WHAT TO DO:
Locate all lines with the word "Number". Copy them.

STORED DATA:
----
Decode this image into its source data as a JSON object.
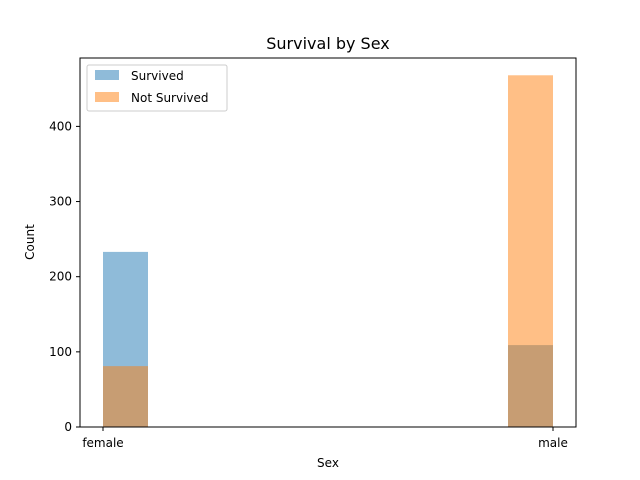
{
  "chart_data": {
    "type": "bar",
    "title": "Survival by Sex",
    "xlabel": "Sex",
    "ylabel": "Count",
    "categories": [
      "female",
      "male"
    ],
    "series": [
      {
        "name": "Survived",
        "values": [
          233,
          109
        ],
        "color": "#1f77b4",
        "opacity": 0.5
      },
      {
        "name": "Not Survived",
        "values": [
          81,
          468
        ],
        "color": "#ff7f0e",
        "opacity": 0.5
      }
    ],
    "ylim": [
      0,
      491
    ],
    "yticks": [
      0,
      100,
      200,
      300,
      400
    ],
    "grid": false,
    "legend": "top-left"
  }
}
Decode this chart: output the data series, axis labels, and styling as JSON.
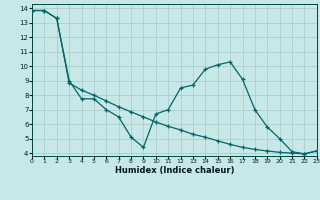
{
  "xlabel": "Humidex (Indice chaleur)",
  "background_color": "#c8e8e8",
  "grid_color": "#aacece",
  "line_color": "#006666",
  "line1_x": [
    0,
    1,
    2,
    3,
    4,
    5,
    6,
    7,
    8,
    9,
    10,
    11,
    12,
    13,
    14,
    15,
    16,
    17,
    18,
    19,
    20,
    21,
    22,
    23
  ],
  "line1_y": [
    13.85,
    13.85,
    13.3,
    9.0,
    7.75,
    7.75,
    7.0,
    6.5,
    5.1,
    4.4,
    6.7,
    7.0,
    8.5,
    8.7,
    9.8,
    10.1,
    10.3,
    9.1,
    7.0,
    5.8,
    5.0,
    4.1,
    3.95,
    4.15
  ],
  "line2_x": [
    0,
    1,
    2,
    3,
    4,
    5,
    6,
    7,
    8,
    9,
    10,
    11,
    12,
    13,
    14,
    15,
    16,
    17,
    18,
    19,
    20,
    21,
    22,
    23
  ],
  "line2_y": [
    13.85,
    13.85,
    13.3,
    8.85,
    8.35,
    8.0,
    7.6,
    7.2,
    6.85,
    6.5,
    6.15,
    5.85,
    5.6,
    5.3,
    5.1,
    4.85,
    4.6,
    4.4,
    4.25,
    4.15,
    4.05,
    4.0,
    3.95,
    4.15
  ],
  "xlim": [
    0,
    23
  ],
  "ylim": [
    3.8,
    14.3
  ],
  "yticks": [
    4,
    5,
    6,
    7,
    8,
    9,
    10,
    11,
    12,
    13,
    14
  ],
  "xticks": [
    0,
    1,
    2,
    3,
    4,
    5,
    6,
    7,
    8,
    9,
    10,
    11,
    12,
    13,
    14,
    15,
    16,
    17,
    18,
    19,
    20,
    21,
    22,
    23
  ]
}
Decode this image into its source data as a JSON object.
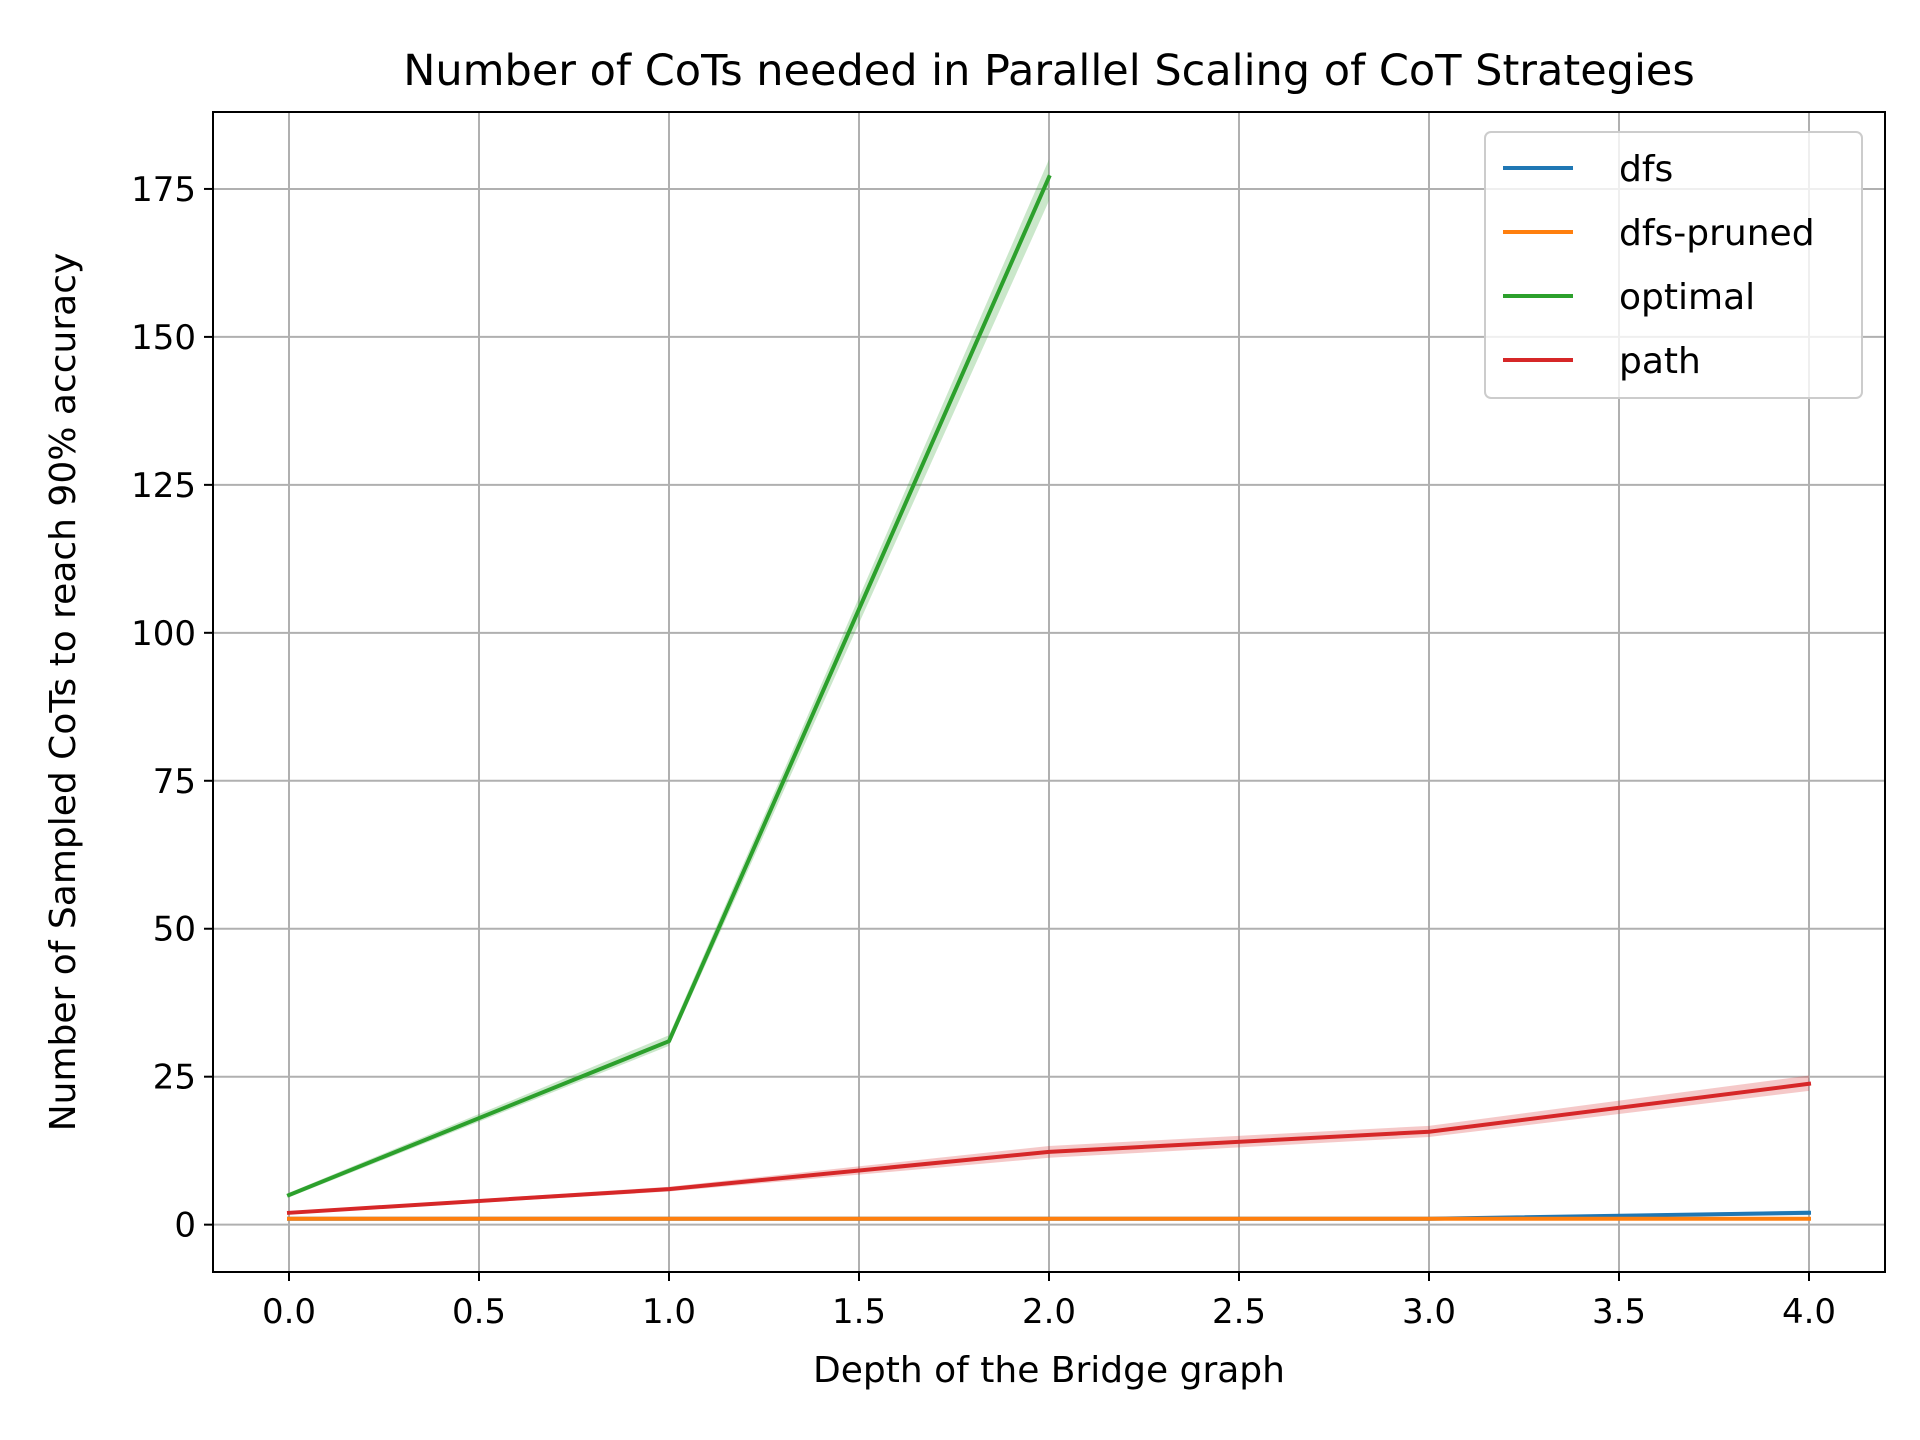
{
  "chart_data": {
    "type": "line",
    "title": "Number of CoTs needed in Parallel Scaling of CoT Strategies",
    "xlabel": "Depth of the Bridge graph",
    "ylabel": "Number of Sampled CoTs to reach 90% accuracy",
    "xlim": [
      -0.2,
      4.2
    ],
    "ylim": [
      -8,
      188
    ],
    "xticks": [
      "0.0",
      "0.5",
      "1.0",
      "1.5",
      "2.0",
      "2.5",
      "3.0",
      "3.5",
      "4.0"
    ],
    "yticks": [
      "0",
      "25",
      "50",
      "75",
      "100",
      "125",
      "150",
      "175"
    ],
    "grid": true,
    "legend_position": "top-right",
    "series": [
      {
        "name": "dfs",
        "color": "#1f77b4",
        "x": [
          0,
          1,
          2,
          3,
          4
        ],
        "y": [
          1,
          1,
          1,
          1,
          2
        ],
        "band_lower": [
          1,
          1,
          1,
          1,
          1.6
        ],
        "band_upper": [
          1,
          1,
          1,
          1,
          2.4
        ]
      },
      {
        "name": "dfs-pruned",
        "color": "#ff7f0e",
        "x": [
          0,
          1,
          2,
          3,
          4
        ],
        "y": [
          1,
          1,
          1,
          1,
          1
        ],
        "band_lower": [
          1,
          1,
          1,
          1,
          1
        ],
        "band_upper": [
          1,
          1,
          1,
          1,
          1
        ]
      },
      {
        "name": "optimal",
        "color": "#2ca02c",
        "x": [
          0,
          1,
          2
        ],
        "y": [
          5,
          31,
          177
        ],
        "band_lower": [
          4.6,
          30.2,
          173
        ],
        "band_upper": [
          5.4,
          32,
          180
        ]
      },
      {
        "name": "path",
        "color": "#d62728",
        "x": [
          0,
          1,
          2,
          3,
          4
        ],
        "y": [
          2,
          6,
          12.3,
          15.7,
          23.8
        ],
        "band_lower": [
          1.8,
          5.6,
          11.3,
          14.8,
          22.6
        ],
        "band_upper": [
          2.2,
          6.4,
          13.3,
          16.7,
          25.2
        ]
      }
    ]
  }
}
----
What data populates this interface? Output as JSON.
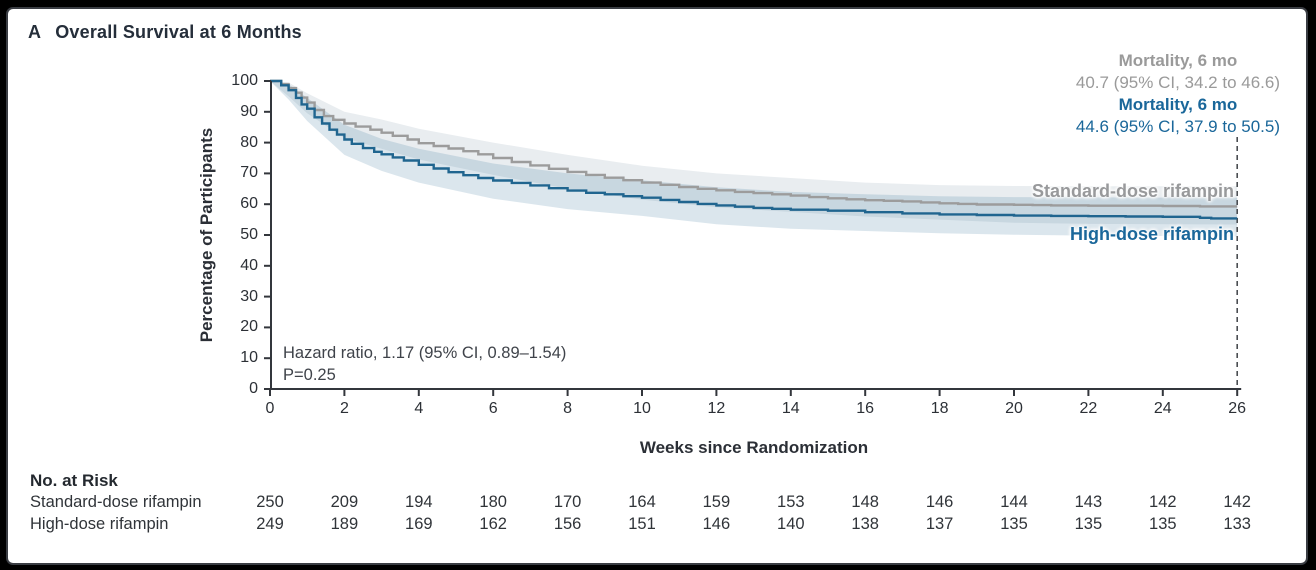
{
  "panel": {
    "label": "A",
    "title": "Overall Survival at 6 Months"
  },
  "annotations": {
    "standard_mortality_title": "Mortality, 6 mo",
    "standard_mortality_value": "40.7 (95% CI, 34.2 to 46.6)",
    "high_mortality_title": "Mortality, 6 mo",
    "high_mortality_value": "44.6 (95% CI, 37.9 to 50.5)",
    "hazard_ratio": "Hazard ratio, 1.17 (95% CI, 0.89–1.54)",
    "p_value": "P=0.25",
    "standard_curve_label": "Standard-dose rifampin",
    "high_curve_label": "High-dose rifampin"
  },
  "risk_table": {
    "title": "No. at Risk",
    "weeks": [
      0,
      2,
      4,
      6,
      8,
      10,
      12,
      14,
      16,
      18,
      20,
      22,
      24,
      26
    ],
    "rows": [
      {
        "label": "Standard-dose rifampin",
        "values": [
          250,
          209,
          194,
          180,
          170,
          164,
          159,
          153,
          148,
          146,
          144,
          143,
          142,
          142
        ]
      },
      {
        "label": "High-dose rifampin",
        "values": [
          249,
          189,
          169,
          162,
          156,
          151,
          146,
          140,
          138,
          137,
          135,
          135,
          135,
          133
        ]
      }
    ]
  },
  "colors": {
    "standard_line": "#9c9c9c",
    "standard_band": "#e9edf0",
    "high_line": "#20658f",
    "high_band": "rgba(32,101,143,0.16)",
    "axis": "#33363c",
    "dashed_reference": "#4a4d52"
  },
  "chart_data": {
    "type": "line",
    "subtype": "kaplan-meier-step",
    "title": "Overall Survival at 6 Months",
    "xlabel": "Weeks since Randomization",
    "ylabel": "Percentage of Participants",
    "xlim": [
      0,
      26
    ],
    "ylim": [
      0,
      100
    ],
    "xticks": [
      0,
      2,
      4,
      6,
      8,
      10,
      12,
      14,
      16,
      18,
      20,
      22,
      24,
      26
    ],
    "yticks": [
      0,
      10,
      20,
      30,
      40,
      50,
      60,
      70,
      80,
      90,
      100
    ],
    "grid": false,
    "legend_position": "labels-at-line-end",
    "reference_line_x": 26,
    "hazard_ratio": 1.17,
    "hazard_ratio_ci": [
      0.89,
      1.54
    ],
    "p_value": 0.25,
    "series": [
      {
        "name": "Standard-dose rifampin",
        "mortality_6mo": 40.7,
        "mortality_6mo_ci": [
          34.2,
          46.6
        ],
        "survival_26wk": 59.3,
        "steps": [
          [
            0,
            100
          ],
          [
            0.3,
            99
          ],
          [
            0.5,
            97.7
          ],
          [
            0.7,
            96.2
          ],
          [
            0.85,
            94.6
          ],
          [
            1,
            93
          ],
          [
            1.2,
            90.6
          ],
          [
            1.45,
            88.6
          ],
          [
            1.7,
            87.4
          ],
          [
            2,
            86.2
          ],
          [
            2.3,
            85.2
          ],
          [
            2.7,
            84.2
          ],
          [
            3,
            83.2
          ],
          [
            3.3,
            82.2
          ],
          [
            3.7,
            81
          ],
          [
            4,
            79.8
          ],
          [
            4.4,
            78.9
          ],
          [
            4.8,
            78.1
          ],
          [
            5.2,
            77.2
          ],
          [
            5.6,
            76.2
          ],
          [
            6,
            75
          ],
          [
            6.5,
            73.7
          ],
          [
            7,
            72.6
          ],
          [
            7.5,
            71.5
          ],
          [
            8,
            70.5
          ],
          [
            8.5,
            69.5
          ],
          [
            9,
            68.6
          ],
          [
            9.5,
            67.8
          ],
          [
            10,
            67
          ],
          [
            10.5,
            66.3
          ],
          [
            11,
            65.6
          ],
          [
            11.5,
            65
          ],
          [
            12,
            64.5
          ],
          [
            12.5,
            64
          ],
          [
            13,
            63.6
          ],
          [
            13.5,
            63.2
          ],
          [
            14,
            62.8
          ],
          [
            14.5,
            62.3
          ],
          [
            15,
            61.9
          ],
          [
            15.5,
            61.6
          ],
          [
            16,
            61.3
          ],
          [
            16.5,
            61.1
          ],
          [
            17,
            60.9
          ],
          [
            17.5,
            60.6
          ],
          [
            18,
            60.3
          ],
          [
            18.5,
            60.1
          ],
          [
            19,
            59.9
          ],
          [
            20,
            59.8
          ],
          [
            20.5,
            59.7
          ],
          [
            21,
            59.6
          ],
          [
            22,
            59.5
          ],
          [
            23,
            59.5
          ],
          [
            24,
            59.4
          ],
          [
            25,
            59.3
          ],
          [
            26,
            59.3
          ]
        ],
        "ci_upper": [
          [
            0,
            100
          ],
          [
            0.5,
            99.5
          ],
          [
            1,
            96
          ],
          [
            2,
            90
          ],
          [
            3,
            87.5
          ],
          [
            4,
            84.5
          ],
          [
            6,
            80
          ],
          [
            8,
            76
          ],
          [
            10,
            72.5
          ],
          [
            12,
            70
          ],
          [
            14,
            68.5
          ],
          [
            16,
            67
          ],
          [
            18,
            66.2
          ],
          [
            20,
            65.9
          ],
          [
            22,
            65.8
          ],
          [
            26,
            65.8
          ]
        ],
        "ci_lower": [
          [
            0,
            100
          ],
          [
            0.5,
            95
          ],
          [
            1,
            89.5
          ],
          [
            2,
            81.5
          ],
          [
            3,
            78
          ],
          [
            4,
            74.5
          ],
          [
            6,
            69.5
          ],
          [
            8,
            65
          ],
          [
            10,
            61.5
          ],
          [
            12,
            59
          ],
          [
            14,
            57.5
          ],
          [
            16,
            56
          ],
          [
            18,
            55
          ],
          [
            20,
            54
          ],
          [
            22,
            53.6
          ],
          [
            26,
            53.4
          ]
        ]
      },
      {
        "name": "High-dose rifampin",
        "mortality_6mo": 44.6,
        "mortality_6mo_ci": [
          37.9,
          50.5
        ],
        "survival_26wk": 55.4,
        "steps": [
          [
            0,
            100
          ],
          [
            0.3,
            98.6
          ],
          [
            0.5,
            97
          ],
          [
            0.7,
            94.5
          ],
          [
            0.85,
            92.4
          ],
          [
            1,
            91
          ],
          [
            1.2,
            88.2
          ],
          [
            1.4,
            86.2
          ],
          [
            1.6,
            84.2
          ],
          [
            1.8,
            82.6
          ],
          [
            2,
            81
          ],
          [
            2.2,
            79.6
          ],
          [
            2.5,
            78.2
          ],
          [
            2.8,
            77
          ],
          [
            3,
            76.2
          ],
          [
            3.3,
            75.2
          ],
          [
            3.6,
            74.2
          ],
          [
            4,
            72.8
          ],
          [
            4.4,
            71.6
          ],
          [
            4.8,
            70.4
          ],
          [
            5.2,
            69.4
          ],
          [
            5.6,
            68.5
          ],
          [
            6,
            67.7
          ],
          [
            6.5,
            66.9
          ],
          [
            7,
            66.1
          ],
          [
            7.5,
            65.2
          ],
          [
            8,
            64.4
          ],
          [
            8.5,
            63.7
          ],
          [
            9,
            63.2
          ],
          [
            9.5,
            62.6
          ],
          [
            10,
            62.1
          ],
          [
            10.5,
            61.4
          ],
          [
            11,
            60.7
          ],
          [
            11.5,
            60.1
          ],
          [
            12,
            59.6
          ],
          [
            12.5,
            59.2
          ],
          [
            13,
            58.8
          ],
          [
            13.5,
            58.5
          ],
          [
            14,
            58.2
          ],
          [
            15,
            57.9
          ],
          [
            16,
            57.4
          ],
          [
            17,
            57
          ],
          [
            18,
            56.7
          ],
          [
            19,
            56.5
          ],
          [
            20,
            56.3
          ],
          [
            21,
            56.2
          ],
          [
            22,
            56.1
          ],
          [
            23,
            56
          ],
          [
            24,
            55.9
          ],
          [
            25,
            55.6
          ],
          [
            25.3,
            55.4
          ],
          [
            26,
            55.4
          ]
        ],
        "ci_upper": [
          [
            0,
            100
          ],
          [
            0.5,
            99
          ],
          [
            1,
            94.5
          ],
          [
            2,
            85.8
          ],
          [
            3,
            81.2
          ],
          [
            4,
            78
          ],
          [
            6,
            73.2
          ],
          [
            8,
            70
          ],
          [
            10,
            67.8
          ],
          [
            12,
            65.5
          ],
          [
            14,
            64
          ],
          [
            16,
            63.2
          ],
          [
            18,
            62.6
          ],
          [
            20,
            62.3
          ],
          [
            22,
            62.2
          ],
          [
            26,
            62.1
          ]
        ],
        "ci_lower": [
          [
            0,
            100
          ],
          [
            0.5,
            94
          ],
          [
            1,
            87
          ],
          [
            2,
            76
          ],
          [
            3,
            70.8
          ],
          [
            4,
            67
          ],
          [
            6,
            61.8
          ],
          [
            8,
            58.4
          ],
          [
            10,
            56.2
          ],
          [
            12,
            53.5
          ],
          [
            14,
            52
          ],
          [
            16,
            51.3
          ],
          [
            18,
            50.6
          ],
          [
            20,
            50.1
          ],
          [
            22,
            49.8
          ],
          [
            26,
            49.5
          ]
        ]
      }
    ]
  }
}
----
THE SOLUTION:
    "title": "Number of CoTs needed in Parallel Scaling of CoT Strategies",
    "ylabel": "Number of Sampled CoTs to reach 90% accuracy",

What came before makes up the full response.